The listing must be reproduced in full, exactly as it stands.

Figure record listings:
# # #

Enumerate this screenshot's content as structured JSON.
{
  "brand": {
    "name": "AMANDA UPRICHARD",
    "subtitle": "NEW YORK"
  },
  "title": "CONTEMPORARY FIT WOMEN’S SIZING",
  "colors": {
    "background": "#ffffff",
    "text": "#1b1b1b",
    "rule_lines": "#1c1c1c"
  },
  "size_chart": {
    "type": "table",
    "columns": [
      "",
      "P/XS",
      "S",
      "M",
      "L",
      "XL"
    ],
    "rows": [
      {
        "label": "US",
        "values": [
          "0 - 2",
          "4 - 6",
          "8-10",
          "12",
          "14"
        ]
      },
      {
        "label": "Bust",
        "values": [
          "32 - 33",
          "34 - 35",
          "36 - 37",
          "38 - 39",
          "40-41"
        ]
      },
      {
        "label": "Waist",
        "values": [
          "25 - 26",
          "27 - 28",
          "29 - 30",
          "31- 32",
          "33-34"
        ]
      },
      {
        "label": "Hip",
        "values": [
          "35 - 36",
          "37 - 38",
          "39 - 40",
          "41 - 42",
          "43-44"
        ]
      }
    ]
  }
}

# # #

▶ _TASK RESULT_:
Enumerate this screenshot's content as structured JSON.
{
  "brand": {
    "name": "AMANDA UPRICHARD",
    "subtitle": "NEW YORK"
  },
  "title": "CONTEMPORARY FIT WOMEN’S SIZING",
  "colors": {
    "background": "#ffffff",
    "text": "#1b1b1b",
    "rule_lines": "#1c1c1c"
  },
  "size_chart": {
    "type": "table",
    "columns": [
      "",
      "P/XS",
      "S",
      "M",
      "L",
      "XL"
    ],
    "rows": [
      {
        "label": "US",
        "values": [
          "0 - 2",
          "4 - 6",
          "8-10",
          "12",
          "14"
        ]
      },
      {
        "label": "Bust",
        "values": [
          "32 - 33",
          "34 - 35",
          "36 - 37",
          "38 - 39",
          "40-41"
        ]
      },
      {
        "label": "Waist",
        "values": [
          "25 - 26",
          "27 - 28",
          "29 - 30",
          "31- 32",
          "33-34"
        ]
      },
      {
        "label": "Hip",
        "values": [
          "35 - 36",
          "37 - 38",
          "39 - 40",
          "41 - 42",
          "43-44"
        ]
      }
    ]
  }
}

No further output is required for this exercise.